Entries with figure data
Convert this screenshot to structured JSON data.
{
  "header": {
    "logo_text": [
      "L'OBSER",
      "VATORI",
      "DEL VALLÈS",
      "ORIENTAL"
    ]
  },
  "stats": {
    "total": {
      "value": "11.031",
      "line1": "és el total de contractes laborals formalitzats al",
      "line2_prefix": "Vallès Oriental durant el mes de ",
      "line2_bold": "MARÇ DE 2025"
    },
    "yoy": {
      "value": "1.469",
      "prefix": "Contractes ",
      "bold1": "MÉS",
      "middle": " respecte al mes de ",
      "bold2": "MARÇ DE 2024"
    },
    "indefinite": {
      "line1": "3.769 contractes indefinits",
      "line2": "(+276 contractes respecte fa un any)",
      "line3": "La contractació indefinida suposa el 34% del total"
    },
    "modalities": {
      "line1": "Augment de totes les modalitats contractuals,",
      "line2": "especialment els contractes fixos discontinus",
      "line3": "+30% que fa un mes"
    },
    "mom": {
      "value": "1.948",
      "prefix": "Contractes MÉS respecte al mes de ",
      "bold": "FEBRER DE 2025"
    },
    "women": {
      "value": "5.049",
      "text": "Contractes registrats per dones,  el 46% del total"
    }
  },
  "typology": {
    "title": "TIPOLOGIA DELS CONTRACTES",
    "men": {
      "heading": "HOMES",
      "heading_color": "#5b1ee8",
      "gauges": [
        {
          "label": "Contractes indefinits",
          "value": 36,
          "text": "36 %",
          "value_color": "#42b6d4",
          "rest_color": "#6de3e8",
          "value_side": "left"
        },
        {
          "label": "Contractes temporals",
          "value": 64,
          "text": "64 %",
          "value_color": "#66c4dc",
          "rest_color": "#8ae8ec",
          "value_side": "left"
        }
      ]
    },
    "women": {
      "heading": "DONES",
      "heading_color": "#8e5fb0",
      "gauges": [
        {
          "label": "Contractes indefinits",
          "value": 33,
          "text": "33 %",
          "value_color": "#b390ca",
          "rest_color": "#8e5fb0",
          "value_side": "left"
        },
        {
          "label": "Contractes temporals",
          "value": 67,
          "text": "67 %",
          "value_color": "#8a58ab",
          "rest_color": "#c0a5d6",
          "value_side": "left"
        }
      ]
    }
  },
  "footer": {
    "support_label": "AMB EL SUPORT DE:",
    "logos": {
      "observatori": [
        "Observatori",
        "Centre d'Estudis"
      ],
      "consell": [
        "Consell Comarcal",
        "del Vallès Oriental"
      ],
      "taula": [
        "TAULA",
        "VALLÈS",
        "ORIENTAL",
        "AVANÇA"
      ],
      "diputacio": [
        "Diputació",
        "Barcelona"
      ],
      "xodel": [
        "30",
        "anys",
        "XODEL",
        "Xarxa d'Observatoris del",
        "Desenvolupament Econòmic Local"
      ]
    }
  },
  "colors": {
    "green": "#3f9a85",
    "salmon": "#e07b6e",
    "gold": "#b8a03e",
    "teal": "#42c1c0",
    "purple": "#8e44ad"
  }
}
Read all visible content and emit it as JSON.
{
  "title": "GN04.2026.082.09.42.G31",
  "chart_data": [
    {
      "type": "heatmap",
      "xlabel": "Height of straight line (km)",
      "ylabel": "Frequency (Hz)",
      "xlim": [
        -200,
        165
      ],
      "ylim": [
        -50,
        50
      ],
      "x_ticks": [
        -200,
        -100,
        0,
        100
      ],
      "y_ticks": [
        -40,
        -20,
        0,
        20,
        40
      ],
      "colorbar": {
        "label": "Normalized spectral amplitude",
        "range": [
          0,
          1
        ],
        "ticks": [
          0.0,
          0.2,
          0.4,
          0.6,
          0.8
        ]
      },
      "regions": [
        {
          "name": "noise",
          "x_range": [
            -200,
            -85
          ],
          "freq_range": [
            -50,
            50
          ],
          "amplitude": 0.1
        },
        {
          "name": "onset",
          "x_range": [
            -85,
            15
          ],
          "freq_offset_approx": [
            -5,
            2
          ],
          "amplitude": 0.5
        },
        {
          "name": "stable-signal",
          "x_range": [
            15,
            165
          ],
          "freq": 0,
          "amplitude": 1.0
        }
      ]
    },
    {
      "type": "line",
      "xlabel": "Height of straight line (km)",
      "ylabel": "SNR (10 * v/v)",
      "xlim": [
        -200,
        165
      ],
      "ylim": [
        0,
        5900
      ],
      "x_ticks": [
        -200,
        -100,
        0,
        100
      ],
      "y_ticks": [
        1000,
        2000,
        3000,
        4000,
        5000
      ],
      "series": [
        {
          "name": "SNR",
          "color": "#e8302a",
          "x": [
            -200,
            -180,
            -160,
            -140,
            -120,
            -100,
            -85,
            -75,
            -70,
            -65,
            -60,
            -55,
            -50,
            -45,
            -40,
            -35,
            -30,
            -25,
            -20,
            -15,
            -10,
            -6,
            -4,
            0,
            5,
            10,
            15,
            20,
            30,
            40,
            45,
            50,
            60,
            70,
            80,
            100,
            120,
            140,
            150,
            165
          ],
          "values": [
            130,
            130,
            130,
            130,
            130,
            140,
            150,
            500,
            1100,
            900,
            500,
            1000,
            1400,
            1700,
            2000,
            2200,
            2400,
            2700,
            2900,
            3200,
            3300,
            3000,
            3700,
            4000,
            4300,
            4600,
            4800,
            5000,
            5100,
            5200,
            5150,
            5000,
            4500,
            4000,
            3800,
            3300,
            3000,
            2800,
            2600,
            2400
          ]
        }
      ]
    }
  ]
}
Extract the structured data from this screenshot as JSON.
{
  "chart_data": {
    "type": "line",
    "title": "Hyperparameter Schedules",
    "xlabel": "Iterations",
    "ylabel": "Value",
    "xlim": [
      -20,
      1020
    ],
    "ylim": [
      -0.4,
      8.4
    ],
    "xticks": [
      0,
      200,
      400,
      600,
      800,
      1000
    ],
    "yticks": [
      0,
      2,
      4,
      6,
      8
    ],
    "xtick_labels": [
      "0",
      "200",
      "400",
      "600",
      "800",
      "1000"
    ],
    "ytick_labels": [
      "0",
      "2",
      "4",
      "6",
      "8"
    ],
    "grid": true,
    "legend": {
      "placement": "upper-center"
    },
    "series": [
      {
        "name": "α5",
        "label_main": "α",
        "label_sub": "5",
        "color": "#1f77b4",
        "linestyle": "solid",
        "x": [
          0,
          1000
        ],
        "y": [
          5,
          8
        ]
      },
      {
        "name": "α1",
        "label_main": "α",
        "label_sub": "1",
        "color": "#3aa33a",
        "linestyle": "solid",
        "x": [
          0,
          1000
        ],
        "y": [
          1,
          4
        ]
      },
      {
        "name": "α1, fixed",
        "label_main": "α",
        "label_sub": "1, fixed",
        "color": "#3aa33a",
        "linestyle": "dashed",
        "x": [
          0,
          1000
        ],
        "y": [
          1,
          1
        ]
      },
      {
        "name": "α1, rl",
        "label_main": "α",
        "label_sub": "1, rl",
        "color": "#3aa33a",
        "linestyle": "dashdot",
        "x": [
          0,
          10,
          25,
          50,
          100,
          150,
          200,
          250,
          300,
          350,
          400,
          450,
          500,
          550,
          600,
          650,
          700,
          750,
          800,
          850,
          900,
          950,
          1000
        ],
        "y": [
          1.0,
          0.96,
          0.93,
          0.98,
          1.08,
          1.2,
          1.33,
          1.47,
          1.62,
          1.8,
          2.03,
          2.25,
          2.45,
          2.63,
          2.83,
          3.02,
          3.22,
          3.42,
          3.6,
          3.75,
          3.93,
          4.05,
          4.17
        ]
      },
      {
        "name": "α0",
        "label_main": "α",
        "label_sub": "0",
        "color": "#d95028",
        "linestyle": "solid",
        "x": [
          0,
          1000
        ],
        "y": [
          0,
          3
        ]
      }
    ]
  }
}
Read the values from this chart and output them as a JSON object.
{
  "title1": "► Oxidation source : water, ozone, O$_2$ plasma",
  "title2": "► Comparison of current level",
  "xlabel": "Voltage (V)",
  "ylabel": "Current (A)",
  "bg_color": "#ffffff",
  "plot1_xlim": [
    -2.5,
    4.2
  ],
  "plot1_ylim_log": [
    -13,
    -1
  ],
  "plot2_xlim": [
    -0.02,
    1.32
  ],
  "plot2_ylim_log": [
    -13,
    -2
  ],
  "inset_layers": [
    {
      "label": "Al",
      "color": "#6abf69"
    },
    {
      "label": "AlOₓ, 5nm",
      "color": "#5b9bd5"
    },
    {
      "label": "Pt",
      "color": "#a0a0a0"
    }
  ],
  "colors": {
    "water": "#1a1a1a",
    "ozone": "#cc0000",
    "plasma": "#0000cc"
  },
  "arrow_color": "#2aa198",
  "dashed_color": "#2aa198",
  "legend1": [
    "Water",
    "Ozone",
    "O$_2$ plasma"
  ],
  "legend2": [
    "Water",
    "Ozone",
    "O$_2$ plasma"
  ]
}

YOUR TASK:
In the lines above, locate the string "this". Copy every line where it occurs.

FULL SOLUTION:
Convert this screenshot to structured JSON data.
Extract the structured data from this screenshot as JSON.
Read the values from this chart and output them as a JSON object.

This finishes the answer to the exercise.